===== Given entries

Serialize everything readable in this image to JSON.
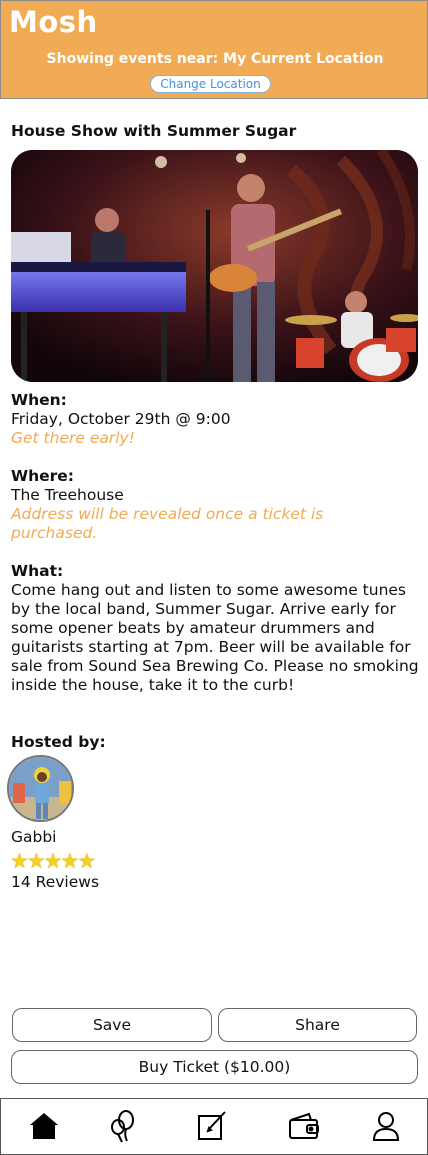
{
  "header": {
    "app_title": "Mosh",
    "location_text": "Showing events near: My Current Location",
    "change_location_label": "Change Location",
    "accent_color": "#f0ab54"
  },
  "event": {
    "title": "House Show with Summer Sugar",
    "photo_icon": "band-performance-photo",
    "when_label": "When:",
    "when_value": "Friday, October 29th @ 9:00",
    "when_note": "Get there early!",
    "where_label": "Where:",
    "where_value": "The Treehouse",
    "where_note": "Address will be revealed once a ticket is purchased.",
    "what_label": "What:",
    "what_value": "Come hang out and listen to some awesome tunes  by the local band, Summer Sugar. Arrive early for some opener beats by amateur drummers and guitarists starting at 7pm. Beer will be available for sale from Sound Sea Brewing Co. Please no smoking inside the house, take it to the curb!"
  },
  "host": {
    "label": "Hosted by:",
    "name": "Gabbi",
    "rating_stars": 5,
    "reviews": "14 Reviews"
  },
  "actions": {
    "save_label": "Save",
    "share_label": "Share",
    "buy_label": "Buy Ticket ($10.00)"
  },
  "tabbar": {
    "items": [
      "home-icon",
      "balloons-icon",
      "edit-icon",
      "wallet-icon",
      "profile-icon"
    ]
  }
}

==========

> _Your objective_
Omit each picture, then return all of the listing exactly as it stands.

> _Completed task_
Serialize everything readable in this image to JSON.
{
  "header": {
    "app_title": "Mosh",
    "location_text": "Showing events near: My Current Location",
    "change_location_label": "Change Location",
    "accent_color": "#f0ab54"
  },
  "event": {
    "title": "House Show with Summer Sugar",
    "photo_icon": "band-performance-photo",
    "when_label": "When:",
    "when_value": "Friday, October 29th @ 9:00",
    "when_note": "Get there early!",
    "where_label": "Where:",
    "where_value": "The Treehouse",
    "where_note": "Address will be revealed once a ticket is purchased.",
    "what_label": "What:",
    "what_value": "Come hang out and listen to some awesome tunes  by the local band, Summer Sugar. Arrive early for some opener beats by amateur drummers and guitarists starting at 7pm. Beer will be available for sale from Sound Sea Brewing Co. Please no smoking inside the house, take it to the curb!"
  },
  "host": {
    "label": "Hosted by:",
    "name": "Gabbi",
    "rating_stars": 5,
    "reviews": "14 Reviews"
  },
  "actions": {
    "save_label": "Save",
    "share_label": "Share",
    "buy_label": "Buy Ticket ($10.00)"
  },
  "tabbar": {
    "items": [
      "home-icon",
      "balloons-icon",
      "edit-icon",
      "wallet-icon",
      "profile-icon"
    ]
  }
}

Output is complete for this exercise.